WHAT THE TASK ASKS. Each line of the material must be returned exactly.

DATASET ROWS.

- - - - - - -

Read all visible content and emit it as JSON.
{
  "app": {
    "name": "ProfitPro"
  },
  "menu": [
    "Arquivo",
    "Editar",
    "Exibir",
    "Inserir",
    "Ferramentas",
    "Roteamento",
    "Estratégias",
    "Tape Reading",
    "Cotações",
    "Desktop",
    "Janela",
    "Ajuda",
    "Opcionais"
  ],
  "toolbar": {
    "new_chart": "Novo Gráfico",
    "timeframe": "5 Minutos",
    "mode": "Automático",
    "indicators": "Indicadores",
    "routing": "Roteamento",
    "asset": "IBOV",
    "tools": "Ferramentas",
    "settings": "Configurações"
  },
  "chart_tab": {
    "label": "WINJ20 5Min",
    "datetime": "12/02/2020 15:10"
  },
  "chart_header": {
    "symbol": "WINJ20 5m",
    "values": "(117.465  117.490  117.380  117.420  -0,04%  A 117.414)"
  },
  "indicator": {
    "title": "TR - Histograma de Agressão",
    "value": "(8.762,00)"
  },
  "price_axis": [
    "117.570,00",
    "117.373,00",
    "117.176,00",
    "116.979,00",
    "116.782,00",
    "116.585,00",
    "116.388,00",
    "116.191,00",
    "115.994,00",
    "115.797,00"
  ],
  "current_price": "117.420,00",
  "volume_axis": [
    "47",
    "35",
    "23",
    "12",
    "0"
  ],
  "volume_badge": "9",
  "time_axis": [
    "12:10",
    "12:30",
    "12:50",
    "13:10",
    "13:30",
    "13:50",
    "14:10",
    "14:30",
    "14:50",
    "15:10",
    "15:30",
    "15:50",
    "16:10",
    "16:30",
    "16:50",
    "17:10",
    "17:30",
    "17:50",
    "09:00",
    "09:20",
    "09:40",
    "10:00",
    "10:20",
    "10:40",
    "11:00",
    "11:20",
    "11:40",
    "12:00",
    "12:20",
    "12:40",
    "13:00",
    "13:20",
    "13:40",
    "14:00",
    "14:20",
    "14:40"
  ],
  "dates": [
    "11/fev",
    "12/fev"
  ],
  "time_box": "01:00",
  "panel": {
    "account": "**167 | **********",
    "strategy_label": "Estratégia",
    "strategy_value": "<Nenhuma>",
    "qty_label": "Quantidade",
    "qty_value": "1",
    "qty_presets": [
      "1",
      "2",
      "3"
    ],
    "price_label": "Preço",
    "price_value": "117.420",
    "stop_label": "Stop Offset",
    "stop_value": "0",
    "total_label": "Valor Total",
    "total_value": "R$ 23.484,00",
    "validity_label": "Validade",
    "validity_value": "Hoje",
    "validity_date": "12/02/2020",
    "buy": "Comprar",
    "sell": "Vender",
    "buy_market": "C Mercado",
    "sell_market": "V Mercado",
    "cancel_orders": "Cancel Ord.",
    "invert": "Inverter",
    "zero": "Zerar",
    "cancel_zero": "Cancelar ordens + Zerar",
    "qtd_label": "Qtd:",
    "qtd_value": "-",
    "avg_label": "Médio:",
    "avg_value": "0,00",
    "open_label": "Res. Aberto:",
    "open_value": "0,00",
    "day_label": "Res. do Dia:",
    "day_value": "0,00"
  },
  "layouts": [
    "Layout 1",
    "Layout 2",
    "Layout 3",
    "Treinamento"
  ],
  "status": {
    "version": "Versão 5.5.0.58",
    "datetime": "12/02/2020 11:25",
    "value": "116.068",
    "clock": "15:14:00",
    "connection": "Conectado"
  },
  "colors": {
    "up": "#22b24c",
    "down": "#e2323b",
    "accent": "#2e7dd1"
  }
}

- - - - - - -

EXERCISE OUTPUT.
Read all visible content and emit it as JSON.
{
  "app": {
    "name": "ProfitPro"
  },
  "menu": [
    "Arquivo",
    "Editar",
    "Exibir",
    "Inserir",
    "Ferramentas",
    "Roteamento",
    "Estratégias",
    "Tape Reading",
    "Cotações",
    "Desktop",
    "Janela",
    "Ajuda",
    "Opcionais"
  ],
  "toolbar": {
    "new_chart": "Novo Gráfico",
    "timeframe": "5 Minutos",
    "mode": "Automático",
    "indicators": "Indicadores",
    "routing": "Roteamento",
    "asset": "IBOV",
    "tools": "Ferramentas",
    "settings": "Configurações"
  },
  "chart_tab": {
    "label": "WINJ20 5Min",
    "datetime": "12/02/2020 15:10"
  },
  "chart_header": {
    "symbol": "WINJ20 5m",
    "values": "(117.465  117.490  117.380  117.420  -0,04%  A 117.414)"
  },
  "indicator": {
    "title": "TR - Histograma de Agressão",
    "value": "(8.762,00)"
  },
  "price_axis": [
    "117.570,00",
    "117.373,00",
    "117.176,00",
    "116.979,00",
    "116.782,00",
    "116.585,00",
    "116.388,00",
    "116.191,00",
    "115.994,00",
    "115.797,00"
  ],
  "current_price": "117.420,00",
  "volume_axis": [
    "47",
    "35",
    "23",
    "12",
    "0"
  ],
  "volume_badge": "9",
  "time_axis": [
    "12:10",
    "12:30",
    "12:50",
    "13:10",
    "13:30",
    "13:50",
    "14:10",
    "14:30",
    "14:50",
    "15:10",
    "15:30",
    "15:50",
    "16:10",
    "16:30",
    "16:50",
    "17:10",
    "17:30",
    "17:50",
    "09:00",
    "09:20",
    "09:40",
    "10:00",
    "10:20",
    "10:40",
    "11:00",
    "11:20",
    "11:40",
    "12:00",
    "12:20",
    "12:40",
    "13:00",
    "13:20",
    "13:40",
    "14:00",
    "14:20",
    "14:40"
  ],
  "dates": [
    "11/fev",
    "12/fev"
  ],
  "time_box": "01:00",
  "panel": {
    "account": "**167 | **********",
    "strategy_label": "Estratégia",
    "strategy_value": "<Nenhuma>",
    "qty_label": "Quantidade",
    "qty_value": "1",
    "qty_presets": [
      "1",
      "2",
      "3"
    ],
    "price_label": "Preço",
    "price_value": "117.420",
    "stop_label": "Stop Offset",
    "stop_value": "0",
    "total_label": "Valor Total",
    "total_value": "R$ 23.484,00",
    "validity_label": "Validade",
    "validity_value": "Hoje",
    "validity_date": "12/02/2020",
    "buy": "Comprar",
    "sell": "Vender",
    "buy_market": "C Mercado",
    "sell_market": "V Mercado",
    "cancel_orders": "Cancel Ord.",
    "invert": "Inverter",
    "zero": "Zerar",
    "cancel_zero": "Cancelar ordens + Zerar",
    "qtd_label": "Qtd:",
    "qtd_value": "-",
    "avg_label": "Médio:",
    "avg_value": "0,00",
    "open_label": "Res. Aberto:",
    "open_value": "0,00",
    "day_label": "Res. do Dia:",
    "day_value": "0,00"
  },
  "layouts": [
    "Layout 1",
    "Layout 2",
    "Layout 3",
    "Treinamento"
  ],
  "status": {
    "version": "Versão 5.5.0.58",
    "datetime": "12/02/2020 11:25",
    "value": "116.068",
    "clock": "15:14:00",
    "connection": "Conectado"
  },
  "colors": {
    "up": "#22b24c",
    "down": "#e2323b",
    "accent": "#2e7dd1"
  }
}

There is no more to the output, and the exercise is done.